Task statement
Locate every line in the records below that contains the word "color", and copy each one.

####

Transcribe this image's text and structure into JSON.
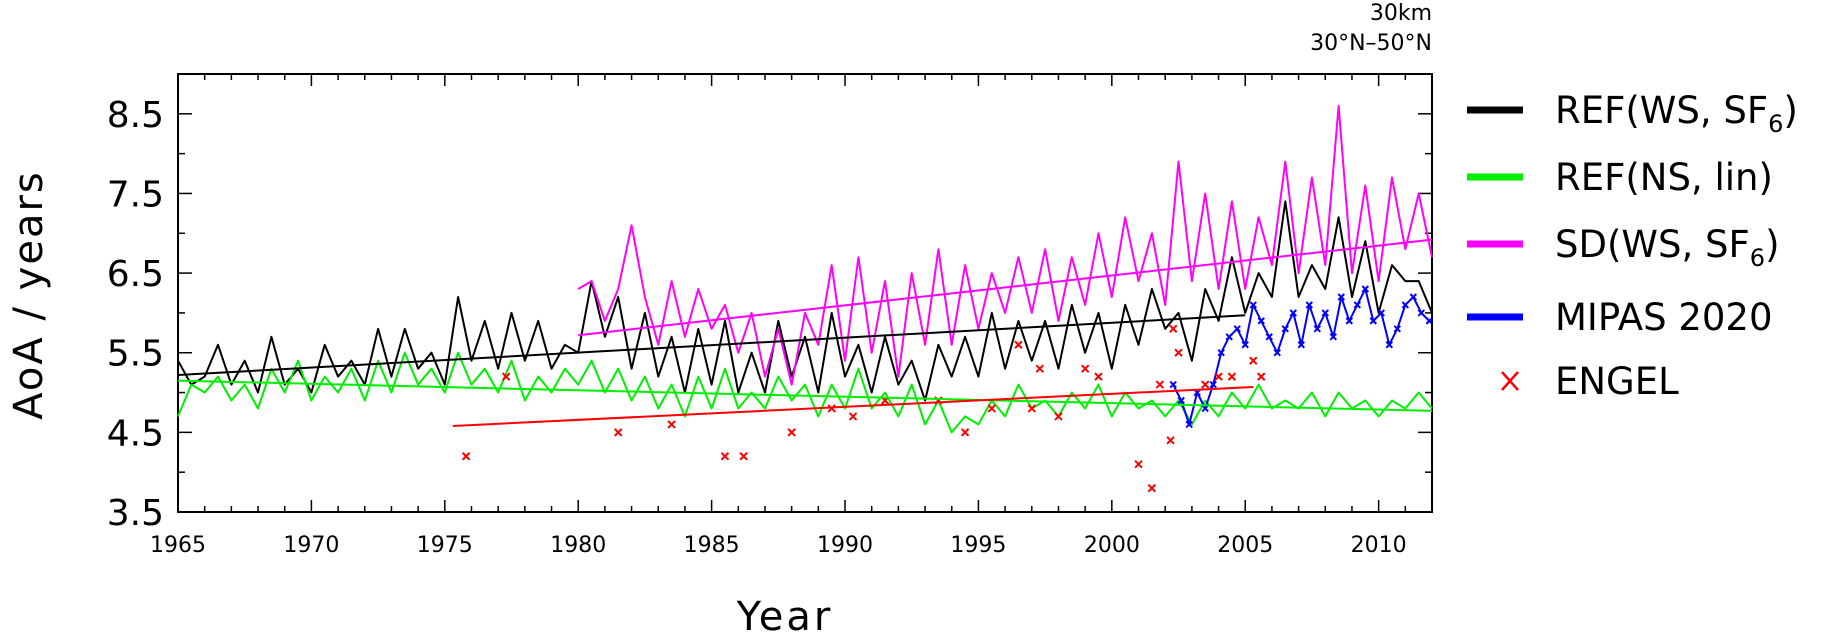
{
  "chart_data": {
    "type": "line",
    "annotations": [
      "30km",
      "30°N–50°N"
    ],
    "xlabel": "Year",
    "ylabel": "AoA / years",
    "xlim": [
      1965,
      2012
    ],
    "ylim": [
      3.5,
      9.0
    ],
    "x_ticks": [
      1965,
      1970,
      1975,
      1980,
      1985,
      1990,
      1995,
      2000,
      2005,
      2010
    ],
    "y_ticks": [
      3.5,
      4.5,
      5.5,
      6.5,
      7.5,
      8.5
    ],
    "legend_position": "right",
    "series": [
      {
        "name": "REF(WS, SF6)",
        "name_main": "REF(WS, SF",
        "name_sub": "6",
        "name_end": ")",
        "color": "#000000",
        "style": "line",
        "x": [
          1965.0,
          1965.5,
          1966.0,
          1966.5,
          1967.0,
          1967.5,
          1968.0,
          1968.5,
          1969.0,
          1969.5,
          1970.0,
          1970.5,
          1971.0,
          1971.5,
          1972.0,
          1972.5,
          1973.0,
          1973.5,
          1974.0,
          1974.5,
          1975.0,
          1975.5,
          1976.0,
          1976.5,
          1977.0,
          1977.5,
          1978.0,
          1978.5,
          1979.0,
          1979.5,
          1980.0,
          1980.5,
          1981.0,
          1981.5,
          1982.0,
          1982.5,
          1983.0,
          1983.5,
          1984.0,
          1984.5,
          1985.0,
          1985.5,
          1986.0,
          1986.5,
          1987.0,
          1987.5,
          1988.0,
          1988.5,
          1989.0,
          1989.5,
          1990.0,
          1990.5,
          1991.0,
          1991.5,
          1992.0,
          1992.5,
          1993.0,
          1993.5,
          1994.0,
          1994.5,
          1995.0,
          1995.5,
          1996.0,
          1996.5,
          1997.0,
          1997.5,
          1998.0,
          1998.5,
          1999.0,
          1999.5,
          2000.0,
          2000.5,
          2001.0,
          2001.5,
          2002.0,
          2002.5,
          2003.0,
          2003.5,
          2004.0,
          2004.5,
          2005.0,
          2005.5,
          2006.0,
          2006.5,
          2007.0,
          2007.5,
          2008.0,
          2008.5,
          2009.0,
          2009.5,
          2010.0,
          2010.5,
          2011.0,
          2011.5,
          2012.0
        ],
        "values": [
          5.4,
          5.1,
          5.2,
          5.6,
          5.1,
          5.4,
          5.0,
          5.7,
          5.1,
          5.3,
          5.0,
          5.6,
          5.2,
          5.4,
          5.1,
          5.8,
          5.2,
          5.8,
          5.3,
          5.5,
          5.1,
          6.2,
          5.4,
          5.9,
          5.3,
          6.0,
          5.4,
          5.9,
          5.3,
          5.6,
          5.5,
          6.4,
          5.7,
          6.2,
          5.3,
          6.0,
          5.2,
          5.7,
          5.0,
          5.8,
          5.1,
          5.9,
          5.0,
          5.5,
          5.0,
          5.9,
          5.2,
          5.7,
          5.0,
          6.0,
          5.2,
          5.6,
          5.0,
          5.7,
          5.1,
          5.4,
          4.9,
          5.6,
          5.2,
          5.7,
          5.2,
          6.0,
          5.3,
          5.9,
          5.4,
          5.9,
          5.3,
          6.1,
          5.5,
          6.0,
          5.3,
          6.1,
          5.6,
          6.3,
          5.8,
          6.0,
          5.4,
          6.3,
          5.9,
          6.7,
          6.0,
          6.5,
          6.2,
          7.4,
          6.2,
          6.6,
          6.3,
          7.2,
          6.2,
          6.9,
          6.0,
          6.6,
          6.4,
          6.4,
          6.0
        ],
        "trend": {
          "x": [
            1965,
            2005
          ],
          "y": [
            5.22,
            5.97
          ]
        }
      },
      {
        "name": "REF(NS, lin)",
        "name_main": "REF(NS, lin)",
        "name_sub": "",
        "name_end": "",
        "color": "#00ee00",
        "style": "line",
        "x": [
          1965.0,
          1965.5,
          1966.0,
          1966.5,
          1967.0,
          1967.5,
          1968.0,
          1968.5,
          1969.0,
          1969.5,
          1970.0,
          1970.5,
          1971.0,
          1971.5,
          1972.0,
          1972.5,
          1973.0,
          1973.5,
          1974.0,
          1974.5,
          1975.0,
          1975.5,
          1976.0,
          1976.5,
          1977.0,
          1977.5,
          1978.0,
          1978.5,
          1979.0,
          1979.5,
          1980.0,
          1980.5,
          1981.0,
          1981.5,
          1982.0,
          1982.5,
          1983.0,
          1983.5,
          1984.0,
          1984.5,
          1985.0,
          1985.5,
          1986.0,
          1986.5,
          1987.0,
          1987.5,
          1988.0,
          1988.5,
          1989.0,
          1989.5,
          1990.0,
          1990.5,
          1991.0,
          1991.5,
          1992.0,
          1992.5,
          1993.0,
          1993.5,
          1994.0,
          1994.5,
          1995.0,
          1995.5,
          1996.0,
          1996.5,
          1997.0,
          1997.5,
          1998.0,
          1998.5,
          1999.0,
          1999.5,
          2000.0,
          2000.5,
          2001.0,
          2001.5,
          2002.0,
          2002.5,
          2003.0,
          2003.5,
          2004.0,
          2004.5,
          2005.0,
          2005.5,
          2006.0,
          2006.5,
          2007.0,
          2007.5,
          2008.0,
          2008.5,
          2009.0,
          2009.5,
          2010.0,
          2010.5,
          2011.0,
          2011.5,
          2012.0
        ],
        "values": [
          4.7,
          5.1,
          5.0,
          5.2,
          4.9,
          5.1,
          4.8,
          5.3,
          5.0,
          5.4,
          4.9,
          5.2,
          5.0,
          5.3,
          4.9,
          5.4,
          5.0,
          5.5,
          5.1,
          5.3,
          5.0,
          5.5,
          5.1,
          5.3,
          5.0,
          5.4,
          4.9,
          5.2,
          5.0,
          5.3,
          5.1,
          5.4,
          5.0,
          5.3,
          4.9,
          5.2,
          4.8,
          5.1,
          4.7,
          5.2,
          4.8,
          5.3,
          4.8,
          5.0,
          4.8,
          5.2,
          4.9,
          5.1,
          4.7,
          5.1,
          4.8,
          5.3,
          4.8,
          5.0,
          4.7,
          5.1,
          4.6,
          4.9,
          4.5,
          4.7,
          4.6,
          4.9,
          4.7,
          5.1,
          4.8,
          4.9,
          4.7,
          5.0,
          4.8,
          5.1,
          4.7,
          5.0,
          4.8,
          4.9,
          4.7,
          4.9,
          4.6,
          4.9,
          4.7,
          5.0,
          4.8,
          5.1,
          4.8,
          4.9,
          4.8,
          5.0,
          4.7,
          5.0,
          4.8,
          4.9,
          4.7,
          4.9,
          4.8,
          5.0,
          4.8
        ],
        "trend": {
          "x": [
            1965,
            2012
          ],
          "y": [
            5.15,
            4.77
          ]
        }
      },
      {
        "name": "SD(WS, SF6)",
        "name_main": "SD(WS, SF",
        "name_sub": "6",
        "name_end": ")",
        "color": "#ff00ff",
        "style": "line",
        "x": [
          1980.0,
          1980.5,
          1981.0,
          1981.5,
          1982.0,
          1982.5,
          1983.0,
          1983.5,
          1984.0,
          1984.5,
          1985.0,
          1985.5,
          1986.0,
          1986.5,
          1987.0,
          1987.5,
          1988.0,
          1988.5,
          1989.0,
          1989.5,
          1990.0,
          1990.5,
          1991.0,
          1991.5,
          1992.0,
          1992.5,
          1993.0,
          1993.5,
          1994.0,
          1994.5,
          1995.0,
          1995.5,
          1996.0,
          1996.5,
          1997.0,
          1997.5,
          1998.0,
          1998.5,
          1999.0,
          1999.5,
          2000.0,
          2000.5,
          2001.0,
          2001.5,
          2002.0,
          2002.5,
          2003.0,
          2003.5,
          2004.0,
          2004.5,
          2005.0,
          2005.5,
          2006.0,
          2006.5,
          2007.0,
          2007.5,
          2008.0,
          2008.5,
          2009.0,
          2009.5,
          2010.0,
          2010.5,
          2011.0,
          2011.5,
          2012.0
        ],
        "values": [
          6.3,
          6.4,
          5.9,
          6.3,
          7.1,
          6.2,
          5.6,
          6.4,
          5.7,
          6.3,
          5.8,
          6.1,
          5.5,
          6.0,
          5.2,
          5.8,
          5.1,
          6.0,
          5.6,
          6.6,
          5.4,
          6.7,
          5.5,
          6.4,
          5.2,
          6.5,
          5.6,
          6.8,
          5.6,
          6.6,
          5.8,
          6.5,
          6.0,
          6.7,
          6.0,
          6.8,
          5.9,
          6.7,
          6.1,
          7.0,
          6.2,
          7.2,
          6.4,
          7.0,
          6.1,
          7.9,
          6.4,
          7.5,
          6.3,
          7.4,
          6.3,
          7.2,
          6.6,
          7.9,
          6.5,
          7.7,
          6.6,
          8.6,
          6.5,
          7.6,
          6.4,
          7.7,
          6.8,
          7.5,
          6.7
        ],
        "trend": {
          "x": [
            1980,
            2012
          ],
          "y": [
            5.72,
            6.92
          ]
        }
      },
      {
        "name": "MIPAS 2020",
        "name_main": "MIPAS 2020",
        "name_sub": "",
        "name_end": "",
        "color": "#0000ff",
        "style": "line-markers",
        "x": [
          2002.3,
          2002.6,
          2002.9,
          2003.2,
          2003.5,
          2003.8,
          2004.1,
          2004.4,
          2004.7,
          2005.0,
          2005.3,
          2005.6,
          2005.9,
          2006.2,
          2006.5,
          2006.8,
          2007.1,
          2007.4,
          2007.7,
          2008.0,
          2008.3,
          2008.6,
          2008.9,
          2009.2,
          2009.5,
          2009.8,
          2010.1,
          2010.4,
          2010.7,
          2011.0,
          2011.3,
          2011.6,
          2011.9
        ],
        "values": [
          5.1,
          4.9,
          4.6,
          5.0,
          4.8,
          5.1,
          5.5,
          5.7,
          5.8,
          5.6,
          6.1,
          5.9,
          5.7,
          5.5,
          5.8,
          6.0,
          5.6,
          6.1,
          5.8,
          6.0,
          5.7,
          6.2,
          5.9,
          6.1,
          6.3,
          5.9,
          6.0,
          5.6,
          5.8,
          6.1,
          6.2,
          6.0,
          5.9
        ]
      },
      {
        "name": "ENGEL",
        "name_main": "ENGEL",
        "name_sub": "",
        "name_end": "",
        "color": "#ff0000",
        "style": "markers",
        "marker": "x",
        "x": [
          1975.8,
          1977.3,
          1981.5,
          1983.5,
          1985.5,
          1986.2,
          1988.0,
          1989.5,
          1990.3,
          1991.5,
          1993.5,
          1994.5,
          1995.5,
          1996.5,
          1997.0,
          1997.3,
          1998.0,
          1999.0,
          1999.5,
          2001.0,
          2001.5,
          2001.8,
          2002.2,
          2002.3,
          2002.5,
          2003.5,
          2004.0,
          2004.5,
          2005.3,
          2005.6
        ],
        "values": [
          4.2,
          5.2,
          4.5,
          4.6,
          4.2,
          4.2,
          4.5,
          4.8,
          4.7,
          4.9,
          4.9,
          4.5,
          4.8,
          5.6,
          4.8,
          5.3,
          4.7,
          5.3,
          5.2,
          4.1,
          3.8,
          5.1,
          4.4,
          5.8,
          5.5,
          5.1,
          5.2,
          5.2,
          5.4,
          5.2
        ],
        "trend": {
          "x": [
            1975.3,
            2005.3
          ],
          "y": [
            4.58,
            5.07
          ]
        }
      }
    ]
  }
}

####

Exercise response
        "color": "#000000",
        "color": "#00ee00",
        "color": "#ff00ff",
        "color": "#0000ff",
        "color": "#ff0000",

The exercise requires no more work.